▸ PROVIDED RECORDS:
-- START --
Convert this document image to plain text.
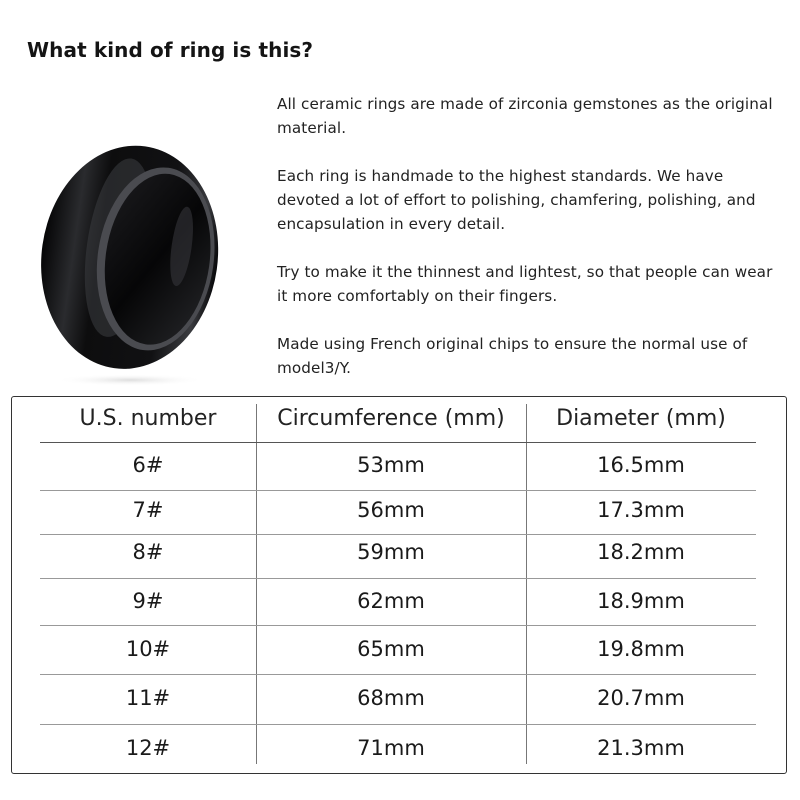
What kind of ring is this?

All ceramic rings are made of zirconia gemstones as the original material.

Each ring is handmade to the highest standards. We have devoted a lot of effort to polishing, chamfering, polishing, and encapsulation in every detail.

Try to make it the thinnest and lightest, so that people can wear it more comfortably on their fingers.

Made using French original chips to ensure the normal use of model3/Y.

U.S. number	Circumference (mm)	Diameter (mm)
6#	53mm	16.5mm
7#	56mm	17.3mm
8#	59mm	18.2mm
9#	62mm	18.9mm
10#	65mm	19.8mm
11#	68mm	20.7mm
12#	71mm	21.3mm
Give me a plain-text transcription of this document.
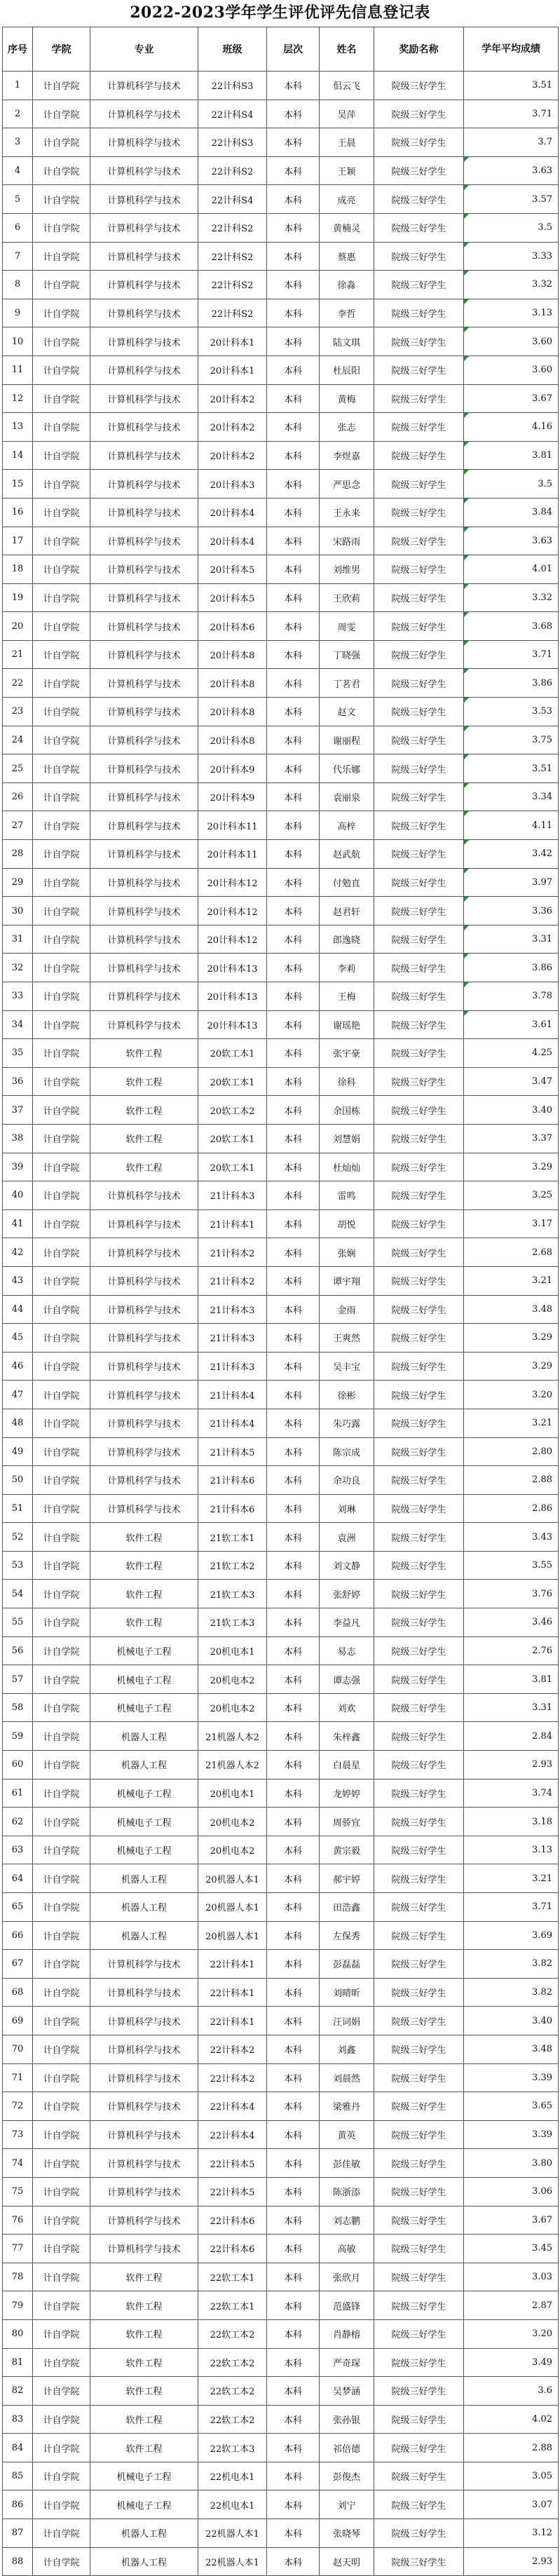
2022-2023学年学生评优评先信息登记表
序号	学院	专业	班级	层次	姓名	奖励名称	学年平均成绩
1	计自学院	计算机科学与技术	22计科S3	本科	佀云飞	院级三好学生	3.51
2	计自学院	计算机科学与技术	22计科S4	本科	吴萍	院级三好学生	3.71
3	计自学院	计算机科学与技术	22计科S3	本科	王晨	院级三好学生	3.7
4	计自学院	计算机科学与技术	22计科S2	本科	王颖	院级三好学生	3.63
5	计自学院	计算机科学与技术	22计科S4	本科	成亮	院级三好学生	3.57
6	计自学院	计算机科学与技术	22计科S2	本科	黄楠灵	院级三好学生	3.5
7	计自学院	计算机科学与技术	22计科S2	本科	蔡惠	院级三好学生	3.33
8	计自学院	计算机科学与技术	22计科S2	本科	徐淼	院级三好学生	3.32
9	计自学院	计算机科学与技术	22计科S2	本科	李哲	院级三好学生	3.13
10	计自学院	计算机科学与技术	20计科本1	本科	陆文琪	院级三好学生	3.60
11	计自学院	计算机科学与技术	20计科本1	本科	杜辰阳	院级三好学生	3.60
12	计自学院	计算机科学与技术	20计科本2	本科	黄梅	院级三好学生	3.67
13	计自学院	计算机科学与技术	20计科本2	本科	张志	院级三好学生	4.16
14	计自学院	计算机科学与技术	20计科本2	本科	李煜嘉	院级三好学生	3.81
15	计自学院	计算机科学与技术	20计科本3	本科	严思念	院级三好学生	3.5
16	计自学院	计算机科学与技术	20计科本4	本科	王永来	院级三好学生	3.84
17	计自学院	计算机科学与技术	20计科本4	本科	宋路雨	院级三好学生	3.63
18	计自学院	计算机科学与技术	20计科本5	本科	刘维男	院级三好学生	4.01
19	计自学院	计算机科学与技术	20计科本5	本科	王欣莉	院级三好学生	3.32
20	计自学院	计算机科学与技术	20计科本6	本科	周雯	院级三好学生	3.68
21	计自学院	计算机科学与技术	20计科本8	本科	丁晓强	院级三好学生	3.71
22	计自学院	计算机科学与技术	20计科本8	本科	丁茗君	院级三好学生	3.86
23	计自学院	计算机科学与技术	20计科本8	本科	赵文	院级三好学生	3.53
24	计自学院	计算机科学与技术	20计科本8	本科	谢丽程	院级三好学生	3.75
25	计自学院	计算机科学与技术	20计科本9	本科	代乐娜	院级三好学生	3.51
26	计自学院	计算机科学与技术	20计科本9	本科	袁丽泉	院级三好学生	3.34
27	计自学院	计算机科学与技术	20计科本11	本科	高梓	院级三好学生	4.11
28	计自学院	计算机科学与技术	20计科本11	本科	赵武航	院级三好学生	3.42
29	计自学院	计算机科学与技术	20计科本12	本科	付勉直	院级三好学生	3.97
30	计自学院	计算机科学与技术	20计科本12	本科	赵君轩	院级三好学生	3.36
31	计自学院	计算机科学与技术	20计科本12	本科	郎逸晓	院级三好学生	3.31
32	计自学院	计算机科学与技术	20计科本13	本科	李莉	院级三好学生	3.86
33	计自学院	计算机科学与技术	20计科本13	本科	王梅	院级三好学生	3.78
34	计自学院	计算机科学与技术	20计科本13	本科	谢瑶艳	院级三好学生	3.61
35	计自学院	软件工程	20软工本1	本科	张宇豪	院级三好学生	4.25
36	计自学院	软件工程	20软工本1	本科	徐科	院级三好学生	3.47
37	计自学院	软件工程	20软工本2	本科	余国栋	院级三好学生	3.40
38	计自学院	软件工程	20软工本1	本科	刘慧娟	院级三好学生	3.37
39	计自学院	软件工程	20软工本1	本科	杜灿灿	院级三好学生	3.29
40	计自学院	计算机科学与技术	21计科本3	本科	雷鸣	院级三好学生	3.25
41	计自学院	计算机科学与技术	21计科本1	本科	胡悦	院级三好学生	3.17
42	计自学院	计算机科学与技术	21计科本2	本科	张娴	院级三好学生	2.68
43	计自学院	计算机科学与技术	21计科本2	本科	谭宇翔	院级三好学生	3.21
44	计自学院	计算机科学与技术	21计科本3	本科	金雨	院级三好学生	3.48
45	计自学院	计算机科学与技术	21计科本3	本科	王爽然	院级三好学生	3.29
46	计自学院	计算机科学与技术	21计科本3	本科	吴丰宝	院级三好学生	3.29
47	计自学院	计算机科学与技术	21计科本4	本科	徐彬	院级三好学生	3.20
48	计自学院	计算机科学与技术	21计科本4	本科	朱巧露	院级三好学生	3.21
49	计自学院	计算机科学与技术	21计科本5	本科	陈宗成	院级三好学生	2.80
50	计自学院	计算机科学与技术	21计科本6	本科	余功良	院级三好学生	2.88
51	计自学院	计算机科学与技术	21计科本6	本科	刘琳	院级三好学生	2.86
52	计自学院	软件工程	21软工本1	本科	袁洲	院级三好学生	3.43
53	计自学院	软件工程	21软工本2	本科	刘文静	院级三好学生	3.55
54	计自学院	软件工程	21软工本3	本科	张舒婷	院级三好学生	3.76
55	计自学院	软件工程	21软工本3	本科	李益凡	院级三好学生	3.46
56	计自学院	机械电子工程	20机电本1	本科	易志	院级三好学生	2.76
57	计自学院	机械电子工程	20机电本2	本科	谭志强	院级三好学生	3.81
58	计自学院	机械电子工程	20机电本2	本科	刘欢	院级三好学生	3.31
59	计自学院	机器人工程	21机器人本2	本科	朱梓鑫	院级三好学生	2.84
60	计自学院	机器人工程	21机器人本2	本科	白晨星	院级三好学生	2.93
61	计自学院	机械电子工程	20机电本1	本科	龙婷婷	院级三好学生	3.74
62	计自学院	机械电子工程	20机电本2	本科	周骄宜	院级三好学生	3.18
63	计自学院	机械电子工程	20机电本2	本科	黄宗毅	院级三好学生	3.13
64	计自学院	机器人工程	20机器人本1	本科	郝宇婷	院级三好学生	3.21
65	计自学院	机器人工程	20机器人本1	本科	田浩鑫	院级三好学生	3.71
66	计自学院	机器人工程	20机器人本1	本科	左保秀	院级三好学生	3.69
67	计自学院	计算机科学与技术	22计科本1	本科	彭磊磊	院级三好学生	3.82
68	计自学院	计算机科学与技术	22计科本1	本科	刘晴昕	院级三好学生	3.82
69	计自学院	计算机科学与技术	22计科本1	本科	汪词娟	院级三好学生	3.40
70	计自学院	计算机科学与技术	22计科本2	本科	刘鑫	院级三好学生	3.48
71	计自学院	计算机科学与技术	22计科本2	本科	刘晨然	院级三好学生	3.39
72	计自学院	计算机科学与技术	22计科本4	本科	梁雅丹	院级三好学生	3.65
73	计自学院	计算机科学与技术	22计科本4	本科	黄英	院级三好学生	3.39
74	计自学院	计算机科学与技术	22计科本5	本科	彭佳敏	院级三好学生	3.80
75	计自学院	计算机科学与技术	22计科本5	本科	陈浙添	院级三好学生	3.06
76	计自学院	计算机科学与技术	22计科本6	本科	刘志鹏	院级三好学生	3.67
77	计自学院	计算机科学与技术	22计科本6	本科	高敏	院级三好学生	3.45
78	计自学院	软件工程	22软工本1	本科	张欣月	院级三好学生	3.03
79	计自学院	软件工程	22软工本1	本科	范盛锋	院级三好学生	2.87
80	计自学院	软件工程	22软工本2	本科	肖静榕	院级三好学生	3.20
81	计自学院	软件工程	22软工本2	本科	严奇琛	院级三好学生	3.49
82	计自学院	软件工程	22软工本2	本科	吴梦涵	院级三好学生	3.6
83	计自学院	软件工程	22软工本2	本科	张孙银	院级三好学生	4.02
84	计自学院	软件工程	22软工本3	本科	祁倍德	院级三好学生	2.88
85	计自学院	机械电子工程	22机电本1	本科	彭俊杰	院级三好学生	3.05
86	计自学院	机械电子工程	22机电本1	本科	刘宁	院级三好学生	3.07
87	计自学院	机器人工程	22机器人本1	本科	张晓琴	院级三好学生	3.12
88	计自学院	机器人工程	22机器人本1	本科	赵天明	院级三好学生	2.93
-- END --
Within the listing above, find every line containing the string "机器人工程" and return it.

▸ THE REPLY:
59	计自学院	机器人工程	21机器人本2	本科	朱梓鑫	院级三好学生	2.84
60	计自学院	机器人工程	21机器人本2	本科	白晨星	院级三好学生	2.93
64	计自学院	机器人工程	20机器人本1	本科	郝宇婷	院级三好学生	3.21
65	计自学院	机器人工程	20机器人本1	本科	田浩鑫	院级三好学生	3.71
66	计自学院	机器人工程	20机器人本1	本科	左保秀	院级三好学生	3.69
87	计自学院	机器人工程	22机器人本1	本科	张晓琴	院级三好学生	3.12
88	计自学院	机器人工程	22机器人本1	本科	赵天明	院级三好学生	2.93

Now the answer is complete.